__What you have to do__: Format every line of the items below as a JSON list of strings, one string per line, leaving out blank lines. Omit the pictures from your answer.

__Provided data__:
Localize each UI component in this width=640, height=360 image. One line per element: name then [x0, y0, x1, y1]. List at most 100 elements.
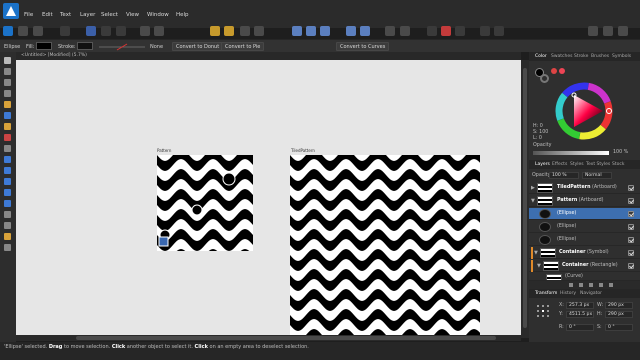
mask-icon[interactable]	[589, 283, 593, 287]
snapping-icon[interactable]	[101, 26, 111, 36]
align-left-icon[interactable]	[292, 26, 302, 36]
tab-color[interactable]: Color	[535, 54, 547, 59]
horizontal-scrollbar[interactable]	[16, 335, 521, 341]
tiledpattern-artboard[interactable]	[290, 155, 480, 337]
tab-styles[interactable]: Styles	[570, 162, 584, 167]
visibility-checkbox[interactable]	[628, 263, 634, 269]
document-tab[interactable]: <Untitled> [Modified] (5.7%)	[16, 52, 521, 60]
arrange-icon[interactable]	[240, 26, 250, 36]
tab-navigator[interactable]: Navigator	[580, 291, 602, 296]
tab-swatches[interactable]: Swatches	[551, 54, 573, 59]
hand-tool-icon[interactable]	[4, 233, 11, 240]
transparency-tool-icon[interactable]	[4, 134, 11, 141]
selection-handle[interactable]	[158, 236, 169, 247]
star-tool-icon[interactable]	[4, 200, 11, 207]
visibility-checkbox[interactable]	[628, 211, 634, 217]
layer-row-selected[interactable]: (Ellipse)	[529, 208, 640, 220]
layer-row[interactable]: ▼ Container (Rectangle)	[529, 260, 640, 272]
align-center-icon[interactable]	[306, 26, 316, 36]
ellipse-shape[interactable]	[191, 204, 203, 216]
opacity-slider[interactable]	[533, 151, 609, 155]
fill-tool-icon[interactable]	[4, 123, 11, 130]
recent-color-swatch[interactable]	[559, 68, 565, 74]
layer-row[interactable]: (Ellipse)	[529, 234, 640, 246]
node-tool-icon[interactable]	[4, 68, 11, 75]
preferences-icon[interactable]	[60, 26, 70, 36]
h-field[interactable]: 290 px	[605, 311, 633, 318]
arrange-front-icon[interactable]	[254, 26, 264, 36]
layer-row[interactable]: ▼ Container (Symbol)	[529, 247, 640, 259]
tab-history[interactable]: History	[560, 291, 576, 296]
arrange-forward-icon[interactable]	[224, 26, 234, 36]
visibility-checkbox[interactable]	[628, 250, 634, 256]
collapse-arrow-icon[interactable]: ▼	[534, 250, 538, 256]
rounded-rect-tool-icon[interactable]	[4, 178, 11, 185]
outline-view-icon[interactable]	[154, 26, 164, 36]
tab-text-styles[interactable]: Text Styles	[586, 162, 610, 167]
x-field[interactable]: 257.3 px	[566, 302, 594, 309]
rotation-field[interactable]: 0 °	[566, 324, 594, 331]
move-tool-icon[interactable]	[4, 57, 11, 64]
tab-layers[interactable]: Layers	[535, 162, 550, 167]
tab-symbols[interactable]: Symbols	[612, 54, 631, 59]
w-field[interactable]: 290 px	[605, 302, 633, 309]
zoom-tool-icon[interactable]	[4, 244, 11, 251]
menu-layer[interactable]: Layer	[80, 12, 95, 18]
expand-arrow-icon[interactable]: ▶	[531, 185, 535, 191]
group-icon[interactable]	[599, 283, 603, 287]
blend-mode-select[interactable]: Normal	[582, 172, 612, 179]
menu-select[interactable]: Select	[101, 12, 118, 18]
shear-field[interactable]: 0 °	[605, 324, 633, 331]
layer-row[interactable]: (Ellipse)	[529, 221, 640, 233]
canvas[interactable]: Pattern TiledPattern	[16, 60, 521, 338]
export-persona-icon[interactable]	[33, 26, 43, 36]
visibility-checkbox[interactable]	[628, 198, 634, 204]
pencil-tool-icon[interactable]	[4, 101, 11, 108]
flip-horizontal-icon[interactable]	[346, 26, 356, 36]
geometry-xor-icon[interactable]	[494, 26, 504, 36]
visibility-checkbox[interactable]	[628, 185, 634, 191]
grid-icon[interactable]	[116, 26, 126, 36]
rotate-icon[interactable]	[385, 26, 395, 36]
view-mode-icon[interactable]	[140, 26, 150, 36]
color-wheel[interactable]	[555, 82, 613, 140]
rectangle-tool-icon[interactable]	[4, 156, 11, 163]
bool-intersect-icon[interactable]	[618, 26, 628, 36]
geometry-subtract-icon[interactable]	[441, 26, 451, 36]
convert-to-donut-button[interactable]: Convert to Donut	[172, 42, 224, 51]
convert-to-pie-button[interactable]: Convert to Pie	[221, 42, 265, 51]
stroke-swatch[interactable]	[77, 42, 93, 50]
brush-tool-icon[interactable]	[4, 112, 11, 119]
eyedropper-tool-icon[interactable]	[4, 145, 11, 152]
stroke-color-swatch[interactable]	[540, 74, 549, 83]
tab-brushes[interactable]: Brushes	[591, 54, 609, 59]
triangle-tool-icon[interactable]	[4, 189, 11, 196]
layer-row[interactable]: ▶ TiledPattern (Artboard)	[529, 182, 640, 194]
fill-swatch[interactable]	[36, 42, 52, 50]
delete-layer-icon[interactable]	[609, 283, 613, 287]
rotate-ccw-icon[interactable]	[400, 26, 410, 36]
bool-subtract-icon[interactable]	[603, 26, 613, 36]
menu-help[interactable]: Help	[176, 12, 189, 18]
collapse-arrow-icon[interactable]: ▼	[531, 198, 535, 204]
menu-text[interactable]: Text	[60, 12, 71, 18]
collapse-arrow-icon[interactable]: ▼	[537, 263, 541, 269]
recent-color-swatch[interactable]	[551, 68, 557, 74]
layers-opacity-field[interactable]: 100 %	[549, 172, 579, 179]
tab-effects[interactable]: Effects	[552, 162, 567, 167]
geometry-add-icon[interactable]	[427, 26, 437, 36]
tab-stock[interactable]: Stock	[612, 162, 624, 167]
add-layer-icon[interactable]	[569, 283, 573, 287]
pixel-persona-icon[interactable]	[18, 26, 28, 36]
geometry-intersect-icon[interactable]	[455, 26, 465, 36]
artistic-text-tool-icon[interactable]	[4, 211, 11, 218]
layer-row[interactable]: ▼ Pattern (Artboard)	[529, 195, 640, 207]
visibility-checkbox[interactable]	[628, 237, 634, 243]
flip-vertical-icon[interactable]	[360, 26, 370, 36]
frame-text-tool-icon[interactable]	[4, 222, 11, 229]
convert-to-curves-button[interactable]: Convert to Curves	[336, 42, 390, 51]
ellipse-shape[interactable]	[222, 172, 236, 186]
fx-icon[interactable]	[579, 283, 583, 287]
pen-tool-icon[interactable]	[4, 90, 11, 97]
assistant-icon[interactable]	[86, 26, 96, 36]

__Complete response__:
[
  "Localize each UI component in this width=640, height=360 image. One line per element: name then [x0, y0, x1, y1]. List at most 100 elements.",
  "mask-icon[interactable]\t[589, 283, 593, 287]",
  "snapping-icon[interactable]\t[101, 26, 111, 36]",
  "align-left-icon[interactable]\t[292, 26, 302, 36]",
  "tab-color[interactable]: Color\t[535, 54, 547, 59]",
  "horizontal-scrollbar[interactable]\t[16, 335, 521, 341]",
  "tiledpattern-artboard[interactable]\t[290, 155, 480, 337]",
  "tab-styles[interactable]: Styles\t[570, 162, 584, 167]",
  "visibility-checkbox[interactable]\t[628, 263, 634, 269]",
  "document-tab[interactable]: <Untitled> [Modified] (5.7%)\t[16, 52, 521, 60]",
  "arrange-icon[interactable]\t[240, 26, 250, 36]",
  "tab-navigator[interactable]: Navigator\t[580, 291, 602, 296]",
  "tab-swatches[interactable]: Swatches\t[551, 54, 573, 59]",
  "hand-tool-icon[interactable]\t[4, 233, 11, 240]",
  "transparency-tool-icon[interactable]\t[4, 134, 11, 141]",
  "selection-handle[interactable]\t[158, 236, 169, 247]",
  "star-tool-icon[interactable]\t[4, 200, 11, 207]",
  "visibility-checkbox[interactable]\t[628, 211, 634, 217]",
  "layer-row-selected[interactable]: (Ellipse)\t[529, 208, 640, 220]",
  "layer-row[interactable]: ▼ Container (Rectangle)\t[529, 260, 640, 272]",
  "align-center-icon[interactable]\t[306, 26, 316, 36]",
  "ellipse-shape[interactable]\t[191, 204, 203, 216]",
  "opacity-slider[interactable]\t[533, 151, 609, 155]",
  "fill-tool-icon[interactable]\t[4, 123, 11, 130]",
  "recent-color-swatch[interactable]\t[559, 68, 565, 74]",
  "layer-row[interactable]: (Ellipse)\t[529, 234, 640, 246]",
  "node-tool-icon[interactable]\t[4, 68, 11, 75]",
  "preferences-icon[interactable]\t[60, 26, 70, 36]",
  "h-field[interactable]: 290 px\t[605, 311, 633, 318]",
  "arrange-front-icon[interactable]\t[254, 26, 264, 36]",
  "layer-row[interactable]: ▼ Container (Symbol)\t[529, 247, 640, 259]",
  "tab-history[interactable]: History\t[560, 291, 576, 296]",
  "arrange-forward-icon[interactable]\t[224, 26, 234, 36]",
  "visibility-checkbox[interactable]\t[628, 250, 634, 256]",
  "collapse-arrow-icon[interactable]: ▼\t[534, 250, 538, 256]",
  "rounded-rect-tool-icon[interactable]\t[4, 178, 11, 185]",
  "outline-view-icon[interactable]\t[154, 26, 164, 36]",
  "tab-text-styles[interactable]: Text Styles\t[586, 162, 610, 167]",
  "x-field[interactable]: 257.3 px\t[566, 302, 594, 309]",
  "rotation-field[interactable]: 0 °\t[566, 324, 594, 331]",
  "move-tool-icon[interactable]\t[4, 57, 11, 64]",
  "tab-layers[interactable]: Layers\t[535, 162, 550, 167]",
  "tab-symbols[interactable]: Symbols\t[612, 54, 631, 59]",
  "w-field[interactable]: 290 px\t[605, 302, 633, 309]",
  "zoom-tool-icon[interactable]\t[4, 244, 11, 251]",
  "menu-layer[interactable]: Layer\t[80, 12, 95, 18]",
  "expand-arrow-icon[interactable]: ▶\t[531, 185, 535, 191]",
  "group-icon[interactable]\t[599, 283, 603, 287]",
  "blend-mode-select[interactable]: Normal\t[582, 172, 612, 179]",
  "menu-select[interactable]: Select\t[101, 12, 118, 18]",
  "shear-field[interactable]: 0 °\t[605, 324, 633, 331]",
  "layer-row[interactable]: (Ellipse)\t[529, 221, 640, 233]",
  "canvas[interactable]: Pattern TiledPattern\t[16, 60, 521, 338]",
  "export-persona-icon[interactable]\t[33, 26, 43, 36]",
  "visibility-checkbox[interactable]\t[628, 198, 634, 204]",
  "pencil-tool-icon[interactable]\t[4, 101, 11, 108]",
  "flip-horizontal-icon[interactable]\t[346, 26, 356, 36]",
  "geometry-xor-icon[interactable]\t[494, 26, 504, 36]",
  "visibility-checkbox[interactable]\t[628, 185, 634, 191]",
  "grid-icon[interactable]\t[116, 26, 126, 36]",
  "rotate-icon[interactable]\t[385, 26, 395, 36]",
  "view-mode-icon[interactable]\t[140, 26, 150, 36]",
  "color-wheel[interactable]\t[555, 82, 613, 140]",
  "rectangle-tool-icon[interactable]\t[4, 156, 11, 163]",
  "bool-intersect-icon[interactable]\t[618, 26, 628, 36]",
  "geometry-subtract-icon[interactable]\t[441, 26, 451, 36]",
  "convert-to-donut-button[interactable]: Convert to Donut\t[172, 42, 224, 51]",
  "convert-to-pie-button[interactable]: Convert to Pie\t[221, 42, 265, 51]",
  "stroke-swatch[interactable]\t[77, 42, 93, 50]",
  "brush-tool-icon[interactable]\t[4, 112, 11, 119]",
  "eyedropper-tool-icon[interactable]\t[4, 145, 11, 152]",
  "stroke-color-swatch[interactable]\t[540, 74, 549, 83]",
  "tab-brushes[interactable]: Brushes\t[591, 54, 609, 59]",
  "triangle-tool-icon[interactable]\t[4, 189, 11, 196]",
  "layer-row[interactable]: ▶ TiledPattern (Artboard)\t[529, 182, 640, 194]",
  "fill-swatch[interactable]\t[36, 42, 52, 50]",
  "delete-layer-icon[interactable]\t[609, 283, 613, 287]",
  "rotate-ccw-icon[interactable]\t[400, 26, 410, 36]",
  "bool-subtract-icon[interactable]\t[603, 26, 613, 36]",
  "menu-help[interactable]: Help\t[176, 12, 189, 18]",
  "collapse-arrow-icon[interactable]: ▼\t[531, 198, 535, 204]",
  "menu-text[interactable]: Text\t[60, 12, 71, 18]",
  "collapse-arrow-icon[interactable]: ▼\t[537, 263, 541, 269]",
  "recent-color-swatch[interactable]\t[551, 68, 557, 74]",
  "layers-opacity-field[interactable]: 100 %\t[549, 172, 579, 179]",
  "tab-effects[interactable]: Effects\t[552, 162, 567, 167]",
  "geometry-add-icon[interactable]\t[427, 26, 437, 36]",
  "tab-stock[interactable]: Stock\t[612, 162, 624, 167]",
  "add-layer-icon[interactable]\t[569, 283, 573, 287]",
  "pixel-persona-icon[interactable]\t[18, 26, 28, 36]",
  "geometry-intersect-icon[interactable]\t[455, 26, 465, 36]",
  "artistic-text-tool-icon[interactable]\t[4, 211, 11, 218]",
  "layer-row[interactable]: ▼ Pattern (Artboard)\t[529, 195, 640, 207]",
  "visibility-checkbox[interactable]\t[628, 237, 634, 243]",
  "flip-vertical-icon[interactable]\t[360, 26, 370, 36]",
  "frame-text-tool-icon[interactable]\t[4, 222, 11, 229]",
  "convert-to-curves-button[interactable]: Convert to Curves\t[336, 42, 390, 51]",
  "ellipse-shape[interactable]\t[222, 172, 236, 186]",
  "fx-icon[interactable]\t[579, 283, 583, 287]",
  "pen-tool-icon[interactable]\t[4, 90, 11, 97]",
  "assistant-icon[interactable]\t[86, 26, 96, 36]"
]